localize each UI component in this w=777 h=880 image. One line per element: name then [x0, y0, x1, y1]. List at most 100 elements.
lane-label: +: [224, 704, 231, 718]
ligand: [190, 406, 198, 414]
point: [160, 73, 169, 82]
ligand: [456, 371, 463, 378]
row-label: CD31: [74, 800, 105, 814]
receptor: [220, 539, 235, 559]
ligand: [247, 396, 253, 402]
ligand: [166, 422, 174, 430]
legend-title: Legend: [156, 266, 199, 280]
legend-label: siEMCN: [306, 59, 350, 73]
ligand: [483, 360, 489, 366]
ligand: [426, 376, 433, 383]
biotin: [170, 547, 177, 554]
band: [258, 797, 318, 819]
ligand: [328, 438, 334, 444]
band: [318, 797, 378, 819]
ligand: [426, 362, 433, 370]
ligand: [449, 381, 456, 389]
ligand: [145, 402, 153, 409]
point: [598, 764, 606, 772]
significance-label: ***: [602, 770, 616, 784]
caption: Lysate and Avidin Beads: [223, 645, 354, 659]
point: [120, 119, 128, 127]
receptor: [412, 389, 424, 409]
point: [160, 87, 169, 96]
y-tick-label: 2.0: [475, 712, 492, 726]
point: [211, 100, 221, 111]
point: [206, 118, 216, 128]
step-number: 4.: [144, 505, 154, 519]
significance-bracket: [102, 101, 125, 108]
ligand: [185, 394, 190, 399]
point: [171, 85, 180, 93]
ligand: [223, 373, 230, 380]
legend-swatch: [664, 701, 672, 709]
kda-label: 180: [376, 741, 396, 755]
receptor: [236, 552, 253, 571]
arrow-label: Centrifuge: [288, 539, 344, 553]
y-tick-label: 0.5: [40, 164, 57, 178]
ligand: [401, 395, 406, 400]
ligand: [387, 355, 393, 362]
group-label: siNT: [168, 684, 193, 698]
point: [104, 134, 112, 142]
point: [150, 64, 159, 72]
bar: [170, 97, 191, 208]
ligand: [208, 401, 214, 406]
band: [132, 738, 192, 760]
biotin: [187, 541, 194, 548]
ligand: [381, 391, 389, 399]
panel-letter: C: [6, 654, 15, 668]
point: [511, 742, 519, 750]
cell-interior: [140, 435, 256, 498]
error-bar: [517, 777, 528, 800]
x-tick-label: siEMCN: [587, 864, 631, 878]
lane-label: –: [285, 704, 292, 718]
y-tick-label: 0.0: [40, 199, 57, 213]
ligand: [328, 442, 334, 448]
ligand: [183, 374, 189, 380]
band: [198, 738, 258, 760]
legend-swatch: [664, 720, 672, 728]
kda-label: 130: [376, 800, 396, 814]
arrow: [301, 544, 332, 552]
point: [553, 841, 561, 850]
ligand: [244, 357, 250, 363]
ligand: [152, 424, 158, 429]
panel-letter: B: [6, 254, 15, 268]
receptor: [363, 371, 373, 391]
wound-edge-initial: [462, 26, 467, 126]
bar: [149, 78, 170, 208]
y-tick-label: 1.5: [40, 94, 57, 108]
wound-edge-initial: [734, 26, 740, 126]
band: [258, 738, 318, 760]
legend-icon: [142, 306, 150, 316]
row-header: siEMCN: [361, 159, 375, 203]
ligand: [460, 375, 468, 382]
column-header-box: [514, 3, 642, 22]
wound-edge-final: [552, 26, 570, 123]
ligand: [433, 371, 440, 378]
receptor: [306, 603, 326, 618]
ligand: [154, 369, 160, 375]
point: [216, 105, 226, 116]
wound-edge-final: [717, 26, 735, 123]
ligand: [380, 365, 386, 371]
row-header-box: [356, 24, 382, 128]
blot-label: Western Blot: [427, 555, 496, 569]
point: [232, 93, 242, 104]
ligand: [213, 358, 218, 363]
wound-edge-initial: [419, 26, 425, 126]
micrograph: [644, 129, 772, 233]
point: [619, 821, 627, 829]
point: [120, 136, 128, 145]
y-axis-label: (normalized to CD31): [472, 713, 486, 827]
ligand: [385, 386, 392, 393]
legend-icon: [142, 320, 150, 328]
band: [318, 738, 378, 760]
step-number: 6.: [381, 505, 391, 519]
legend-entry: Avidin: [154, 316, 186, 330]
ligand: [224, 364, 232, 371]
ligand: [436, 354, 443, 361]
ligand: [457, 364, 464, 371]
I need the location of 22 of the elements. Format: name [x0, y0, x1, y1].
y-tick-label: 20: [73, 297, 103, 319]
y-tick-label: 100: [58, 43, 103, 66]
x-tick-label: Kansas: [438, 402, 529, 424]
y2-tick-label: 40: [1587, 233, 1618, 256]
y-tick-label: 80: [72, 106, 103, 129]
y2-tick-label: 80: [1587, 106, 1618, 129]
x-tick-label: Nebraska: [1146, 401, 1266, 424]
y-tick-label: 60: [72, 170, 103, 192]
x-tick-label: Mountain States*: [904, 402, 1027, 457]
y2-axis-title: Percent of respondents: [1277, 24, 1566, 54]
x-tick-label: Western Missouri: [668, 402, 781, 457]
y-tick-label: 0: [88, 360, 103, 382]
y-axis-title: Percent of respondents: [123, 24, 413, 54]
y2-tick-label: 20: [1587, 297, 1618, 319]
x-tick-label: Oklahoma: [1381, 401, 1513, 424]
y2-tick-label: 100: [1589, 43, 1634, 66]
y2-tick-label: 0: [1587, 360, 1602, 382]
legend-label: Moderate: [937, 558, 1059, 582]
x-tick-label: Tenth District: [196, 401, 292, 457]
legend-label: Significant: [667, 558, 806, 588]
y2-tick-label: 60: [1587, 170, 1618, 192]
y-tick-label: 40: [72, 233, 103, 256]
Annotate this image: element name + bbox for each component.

:::

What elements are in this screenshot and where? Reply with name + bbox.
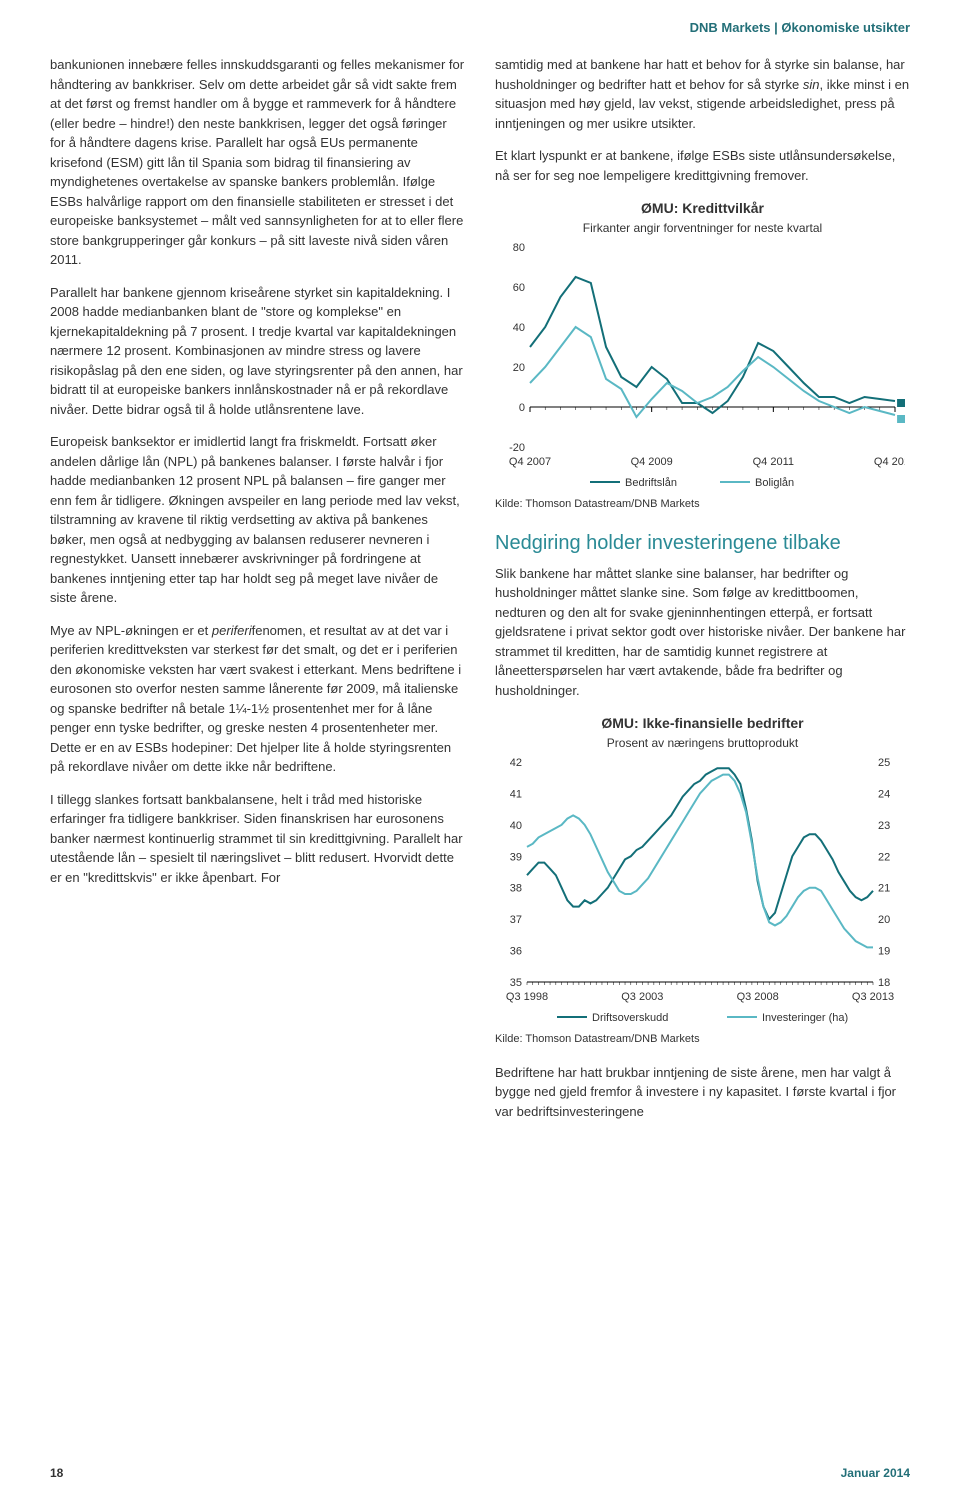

:::

▶ **What the task requires**: Reproduce the listing word for word, starting with the line that contains "localize each UI" and ending after the line that contains "legend-label: siEMCN: [306, 59, 350, 73]".

▶ **Reply to the task**:
localize each UI component in this w=777 h=880 image. One line per element: name then [x0, y0, x1, y1]. List at most 100 elements.
lane-label: +: [224, 704, 231, 718]
ligand: [190, 406, 198, 414]
point: [160, 73, 169, 82]
ligand: [456, 371, 463, 378]
row-label: CD31: [74, 800, 105, 814]
receptor: [220, 539, 235, 559]
ligand: [247, 396, 253, 402]
ligand: [166, 422, 174, 430]
legend-title: Legend: [156, 266, 199, 280]
legend-label: siEMCN: [306, 59, 350, 73]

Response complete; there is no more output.